Figure content listings:

***

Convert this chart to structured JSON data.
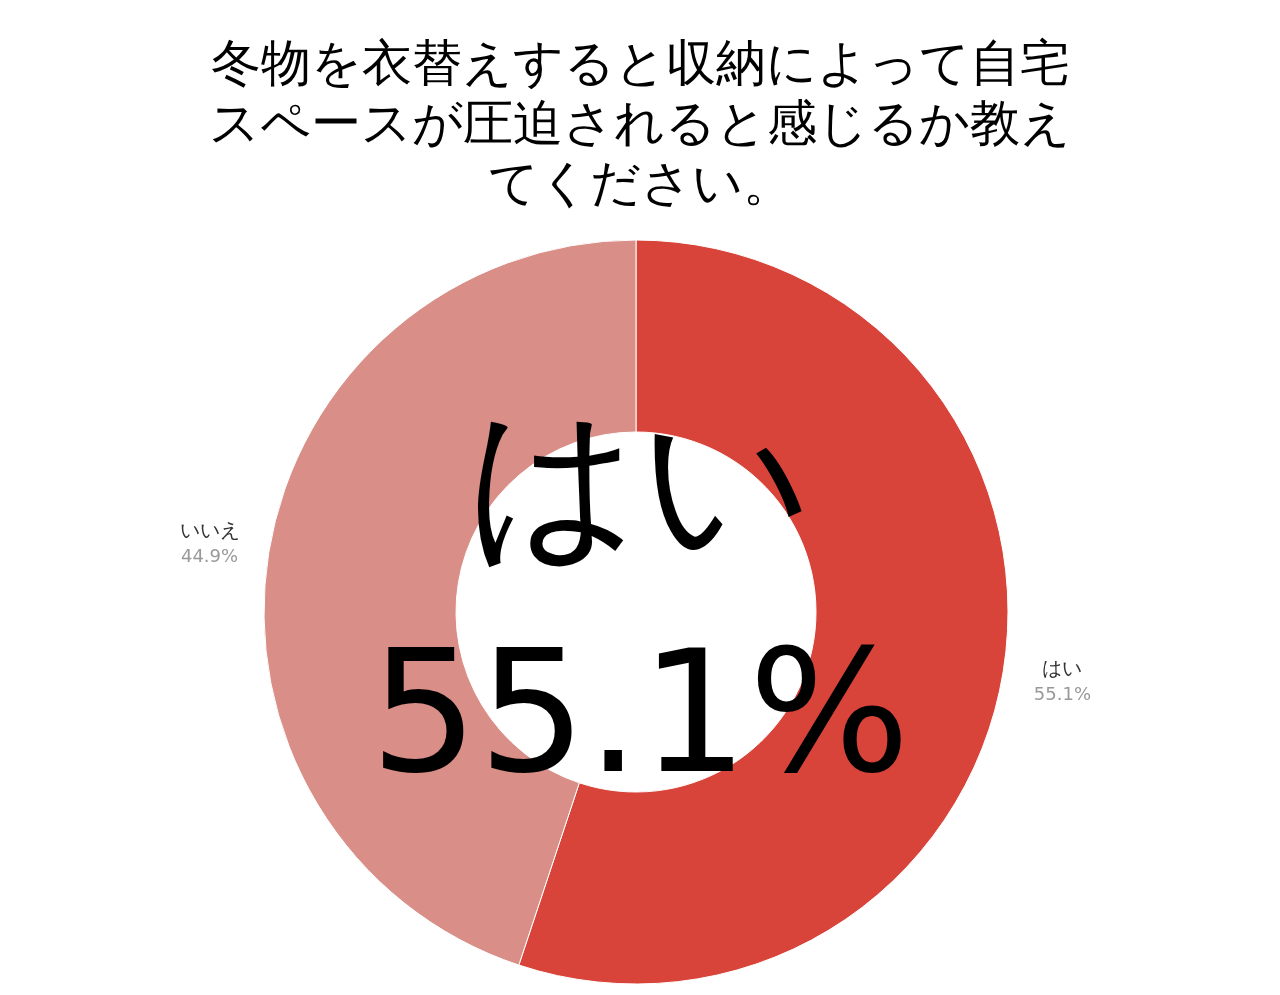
{
  "chart_data": {
    "type": "donut",
    "title": "冬物を衣替えすると収納によって自宅スペースが圧迫されると感じるか教えてください。",
    "categories": [
      "はい",
      "いいえ"
    ],
    "values": [
      55.1,
      44.9
    ],
    "colors": [
      "#d9443a",
      "#d98e88"
    ],
    "value_labels": [
      "55.1%",
      "44.9%"
    ],
    "annotations": [
      "はい",
      "55.1%"
    ]
  }
}
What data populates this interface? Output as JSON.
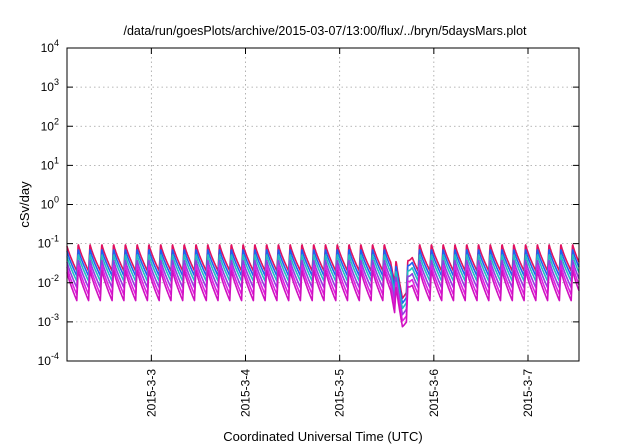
{
  "chart_data": {
    "type": "line",
    "title": "/data/run/goesPlots/archive/2015-03-07/13:00/flux/../bryn/5daysMars.plot",
    "xlabel": "Coordinated Universal Time (UTC)",
    "ylabel": "cSv/day",
    "yscale": "log",
    "ylim": [
      0.0001,
      10000
    ],
    "xlim": [
      "2015-03-02T02:30",
      "2015-03-07T13:00"
    ],
    "grid": true,
    "y_ticks": [
      {
        "base": "10",
        "exp": "-4"
      },
      {
        "base": "10",
        "exp": "-3"
      },
      {
        "base": "10",
        "exp": "-2"
      },
      {
        "base": "10",
        "exp": "-1"
      },
      {
        "base": "10",
        "exp": "0"
      },
      {
        "base": "10",
        "exp": "1"
      },
      {
        "base": "10",
        "exp": "2"
      },
      {
        "base": "10",
        "exp": "3"
      },
      {
        "base": "10",
        "exp": "4"
      }
    ],
    "x_ticks": [
      {
        "value": "2015-03-03",
        "label": "2015-3-3"
      },
      {
        "value": "2015-03-04",
        "label": "2015-3-4"
      },
      {
        "value": "2015-03-05",
        "label": "2015-3-5"
      },
      {
        "value": "2015-03-06",
        "label": "2015-3-6"
      },
      {
        "value": "2015-03-07",
        "label": "2015-3-7"
      }
    ],
    "pattern": {
      "cycle_hours": 3,
      "peak_values": [
        0.1,
        0.075,
        0.055,
        0.04,
        0.03,
        0.022
      ],
      "trough_values": [
        0.02,
        0.015,
        0.011,
        0.0075,
        0.005,
        0.0035
      ],
      "dip": {
        "start": "2015-03-05T13:00",
        "minimum": "2015-03-05T16:00",
        "end": "2015-03-05T18:30",
        "min_factor": 0.12
      }
    },
    "series": [
      {
        "color": "#e01060"
      },
      {
        "color": "#2060f0"
      },
      {
        "color": "#20c0c0"
      },
      {
        "color": "#9040e0"
      },
      {
        "color": "#e020e0"
      },
      {
        "color": "#d010c0"
      }
    ]
  }
}
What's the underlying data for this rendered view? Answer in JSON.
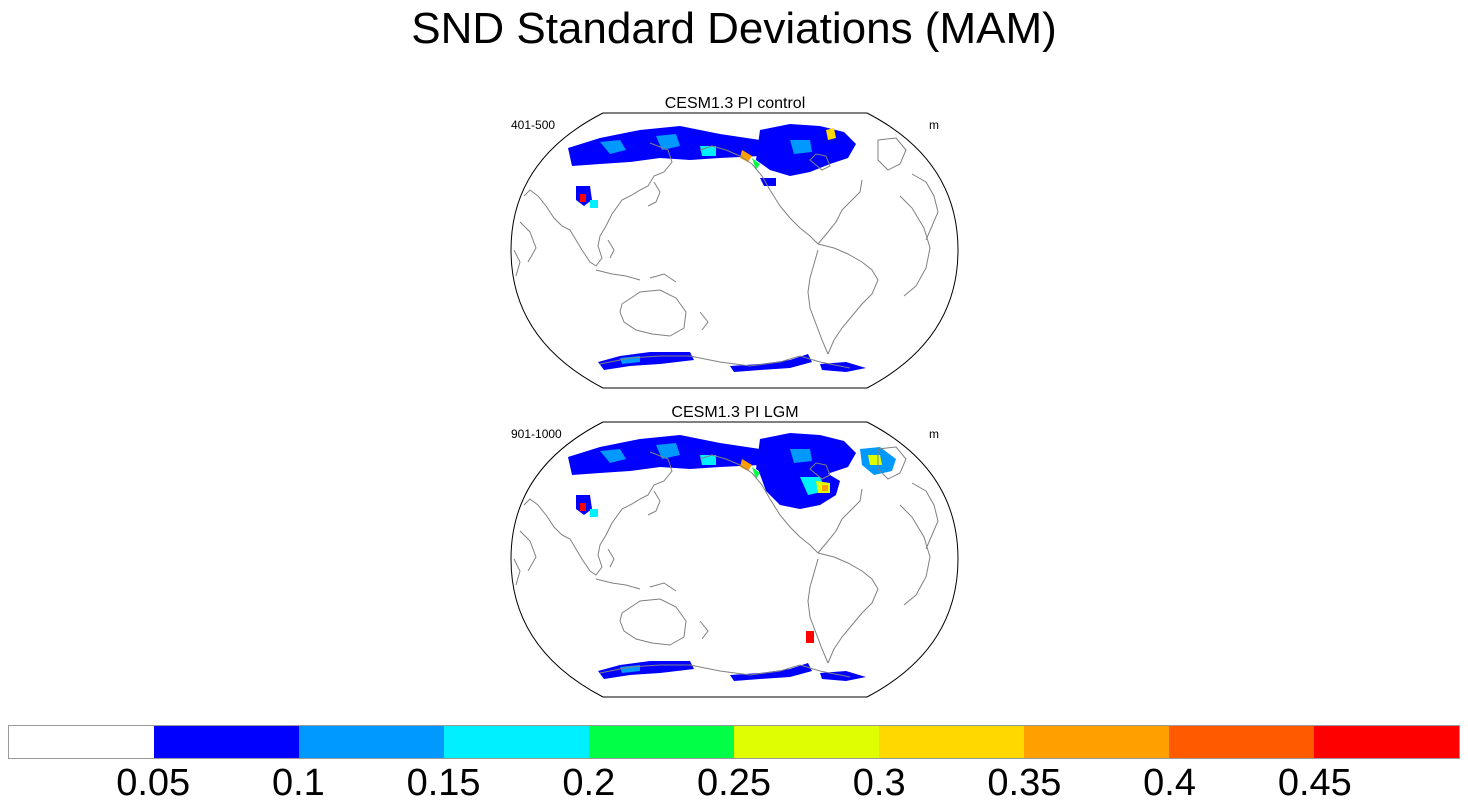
{
  "title": "SND Standard Deviations (MAM)",
  "panels": [
    {
      "title": "CESM1.3 PI control",
      "left_label": "401-500",
      "right_label": "m"
    },
    {
      "title": "CESM1.3 PI LGM",
      "left_label": "901-1000",
      "right_label": "m"
    }
  ],
  "colorbar": {
    "colors": [
      "#ffffff",
      "#0000ff",
      "#0099ff",
      "#00f0ff",
      "#00ff46",
      "#dfff00",
      "#ffd800",
      "#ffa000",
      "#ff5a00",
      "#ff0000"
    ],
    "labels": [
      "0.05",
      "0.1",
      "0.15",
      "0.2",
      "0.25",
      "0.3",
      "0.35",
      "0.4",
      "0.45"
    ]
  },
  "colors": {
    "coast": "#808080",
    "border": "#000000"
  }
}
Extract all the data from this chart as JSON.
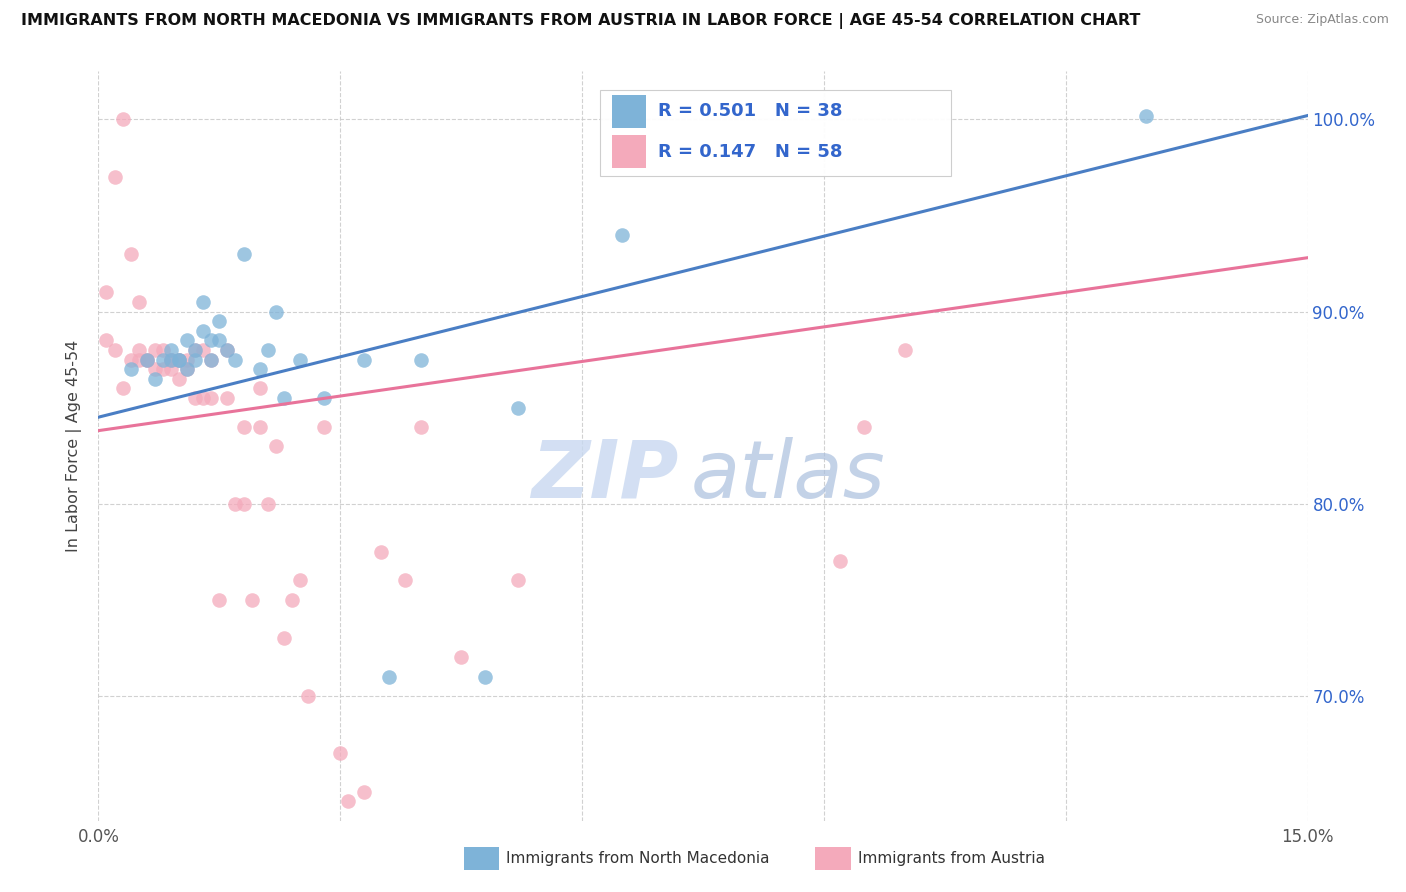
{
  "title": "IMMIGRANTS FROM NORTH MACEDONIA VS IMMIGRANTS FROM AUSTRIA IN LABOR FORCE | AGE 45-54 CORRELATION CHART",
  "source": "Source: ZipAtlas.com",
  "ylabel": "In Labor Force | Age 45-54",
  "xlim": [
    0.0,
    0.15
  ],
  "ylim": [
    0.635,
    1.025
  ],
  "xticks": [
    0.0,
    0.03,
    0.06,
    0.09,
    0.12,
    0.15
  ],
  "xtick_labels": [
    "0.0%",
    "",
    "",
    "",
    "",
    "15.0%"
  ],
  "ytick_labels_right": [
    "70.0%",
    "80.0%",
    "90.0%",
    "100.0%"
  ],
  "yticks_right": [
    0.7,
    0.8,
    0.9,
    1.0
  ],
  "blue_color": "#7EB3D8",
  "pink_color": "#F4AABB",
  "blue_line_color": "#4A7EC4",
  "pink_line_color": "#E8739A",
  "legend_text_color": "#3366CC",
  "blue_line_x0": 0.0,
  "blue_line_y0": 0.845,
  "blue_line_x1": 0.15,
  "blue_line_y1": 1.002,
  "pink_line_x0": 0.0,
  "pink_line_y0": 0.838,
  "pink_line_x1": 0.15,
  "pink_line_y1": 0.928,
  "blue_scatter_x": [
    0.004,
    0.006,
    0.007,
    0.008,
    0.009,
    0.009,
    0.01,
    0.01,
    0.011,
    0.011,
    0.012,
    0.012,
    0.013,
    0.013,
    0.014,
    0.014,
    0.015,
    0.015,
    0.016,
    0.017,
    0.018,
    0.02,
    0.021,
    0.022,
    0.023,
    0.025,
    0.028,
    0.033,
    0.036,
    0.04,
    0.048,
    0.052,
    0.065,
    0.13
  ],
  "blue_scatter_y": [
    0.87,
    0.875,
    0.865,
    0.875,
    0.88,
    0.875,
    0.875,
    0.875,
    0.885,
    0.87,
    0.875,
    0.88,
    0.89,
    0.905,
    0.875,
    0.885,
    0.885,
    0.895,
    0.88,
    0.875,
    0.93,
    0.87,
    0.88,
    0.9,
    0.855,
    0.875,
    0.855,
    0.875,
    0.71,
    0.875,
    0.71,
    0.85,
    0.94,
    1.002
  ],
  "pink_scatter_x": [
    0.001,
    0.001,
    0.002,
    0.002,
    0.003,
    0.003,
    0.004,
    0.004,
    0.005,
    0.005,
    0.005,
    0.006,
    0.006,
    0.007,
    0.007,
    0.008,
    0.008,
    0.009,
    0.009,
    0.009,
    0.01,
    0.01,
    0.01,
    0.011,
    0.011,
    0.012,
    0.012,
    0.013,
    0.013,
    0.014,
    0.014,
    0.015,
    0.016,
    0.016,
    0.017,
    0.018,
    0.018,
    0.019,
    0.02,
    0.02,
    0.021,
    0.022,
    0.023,
    0.024,
    0.025,
    0.026,
    0.028,
    0.03,
    0.031,
    0.033,
    0.035,
    0.038,
    0.04,
    0.045,
    0.052,
    0.092,
    0.095,
    0.1
  ],
  "pink_scatter_y": [
    0.885,
    0.91,
    0.97,
    0.88,
    1.0,
    0.86,
    0.93,
    0.875,
    0.88,
    0.905,
    0.875,
    0.875,
    0.875,
    0.88,
    0.87,
    0.87,
    0.88,
    0.875,
    0.875,
    0.87,
    0.875,
    0.875,
    0.865,
    0.87,
    0.875,
    0.855,
    0.88,
    0.855,
    0.88,
    0.855,
    0.875,
    0.75,
    0.855,
    0.88,
    0.8,
    0.8,
    0.84,
    0.75,
    0.86,
    0.84,
    0.8,
    0.83,
    0.73,
    0.75,
    0.76,
    0.7,
    0.84,
    0.67,
    0.645,
    0.65,
    0.775,
    0.76,
    0.84,
    0.72,
    0.76,
    0.77,
    0.84,
    0.88
  ]
}
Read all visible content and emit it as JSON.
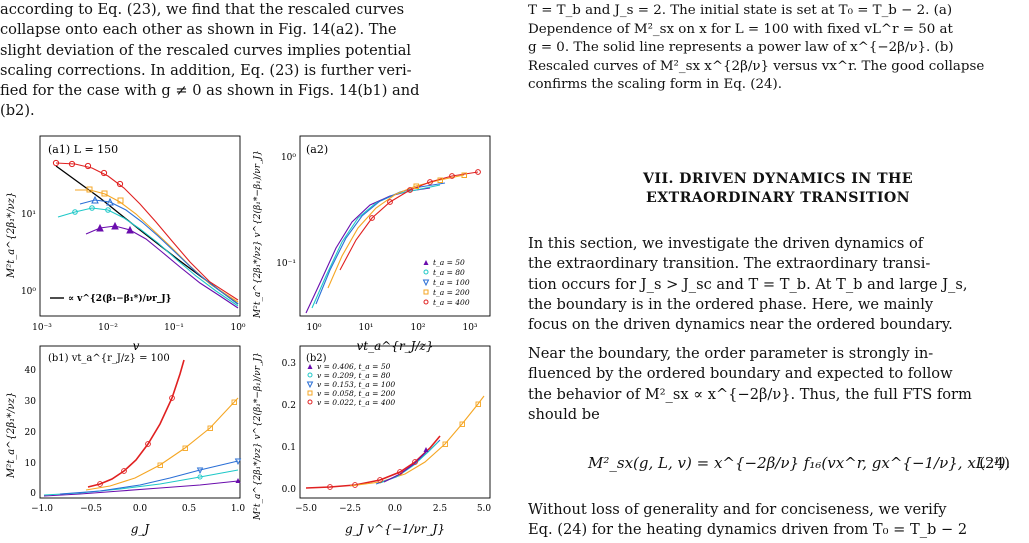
{
  "left_column": {
    "intro_lines": [
      "according to Eq. (23), we find that the rescaled curves",
      "collapse onto each other as shown in Fig. 14(a2). The",
      "slight deviation of the rescaled curves implies potential",
      "scaling corrections. In addition, Eq. (23) is further veri-",
      "fied for the case with g ≠ 0 as shown in Figs. 14(b1) and",
      "(b2)."
    ]
  },
  "figure": {
    "panel_a1": {
      "label": "(a1) L = 150",
      "ylabel": "M²t_a^{2β₁*/νz}",
      "xlabel": "v",
      "x_ticks": [
        "10⁻³",
        "10⁻²",
        "10⁻¹",
        "10⁰"
      ],
      "y_ticks": [
        "10⁰",
        "10¹"
      ],
      "legend_line": "∝ v^{2(β₁−β₁*)/νr_J}"
    },
    "panel_a2": {
      "label": "(a2)",
      "ylabel": "M²t_a^{2β₁*/νz} v^{2(β₁*−β₁)/νr_J}",
      "xlabel": "vt_a^{r_J/z}",
      "x_ticks": [
        "10⁰",
        "10¹",
        "10²",
        "10³"
      ],
      "y_ticks": [
        "10⁻¹",
        "10⁰"
      ],
      "legend": [
        "t_a = 50",
        "t_a = 80",
        "t_a = 100",
        "t_a = 200",
        "t_a = 400"
      ]
    },
    "panel_b1": {
      "label": "(b1) vt_a^{r_J/z} = 100",
      "ylabel": "M²t_a^{2β₁*/νz}",
      "xlabel": "g_J",
      "x_ticks": [
        "−1.0",
        "−0.5",
        "0.0",
        "0.5",
        "1.0"
      ],
      "y_ticks": [
        "0",
        "10",
        "20",
        "30",
        "40"
      ]
    },
    "panel_b2": {
      "label": "(b2)",
      "ylabel": "M²t_a^{2β₁*/νz} v^{2(β₁*−β₁)/νr_J}",
      "xlabel": "g_J v^{−1/νr_J}",
      "x_ticks": [
        "−5.0",
        "−2.5",
        "0.0",
        "2.5",
        "5.0"
      ],
      "y_ticks": [
        "0.0",
        "0.1",
        "0.2",
        "0.3"
      ],
      "legend": [
        "v = 0.406, t_a = 50",
        "v = 0.209, t_a = 80",
        "v = 0.153, t_a = 100",
        "v = 0.058, t_a = 200",
        "v = 0.022, t_a = 400"
      ]
    },
    "series_colors": [
      "#6a0dad",
      "#1ec8c8",
      "#2a6fd6",
      "#f5a623",
      "#e02020"
    ]
  },
  "right_column": {
    "caption_lines": [
      "T = T_b and J_s = 2. The initial state is set at T₀ = T_b − 2. (a)",
      "Dependence of M²_sx on x for L = 100 with fixed vL^r = 50 at",
      "g = 0. The solid line represents a power law of x^{−2β/ν}. (b)",
      "Rescaled curves of M²_sx x^{2β/ν} versus vx^r. The good collapse",
      "confirms the scaling form in Eq. (24)."
    ],
    "section_heading_line1": "VII.   DRIVEN DYNAMICS IN THE",
    "section_heading_line2": "EXTRAORDINARY TRANSITION",
    "para1_lines": [
      "In this section, we investigate the driven dynamics of",
      "the extraordinary transition. The extraordinary transi-",
      "tion occurs for J_s > J_sc and T = T_b. At T_b and large J_s,",
      "the boundary is in the ordered phase. Here, we mainly",
      "focus on the driven dynamics near the ordered boundary."
    ],
    "para2_lines": [
      "Near the boundary, the order parameter is strongly in-",
      "fluenced by the ordered boundary and expected to follow",
      "the behavior of M²_sx ∝ x^{−2β/ν}. Thus, the full FTS form",
      "should be"
    ],
    "equation": "M²_sx(g, L, v) = x^{−2β/ν} f₁₆(vx^r, gx^{−1/ν}, xL⁻¹).",
    "equation_number": "(24)",
    "para3_lines": [
      "Without loss of generality and for conciseness, we verify",
      "Eq. (24) for the heating dynamics driven from T₀ = T_b − 2"
    ]
  }
}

***

» **Short exercise**:
Give the number of lines in the records that contain the string "curves", and nothing besides.

» **Completed task**:
3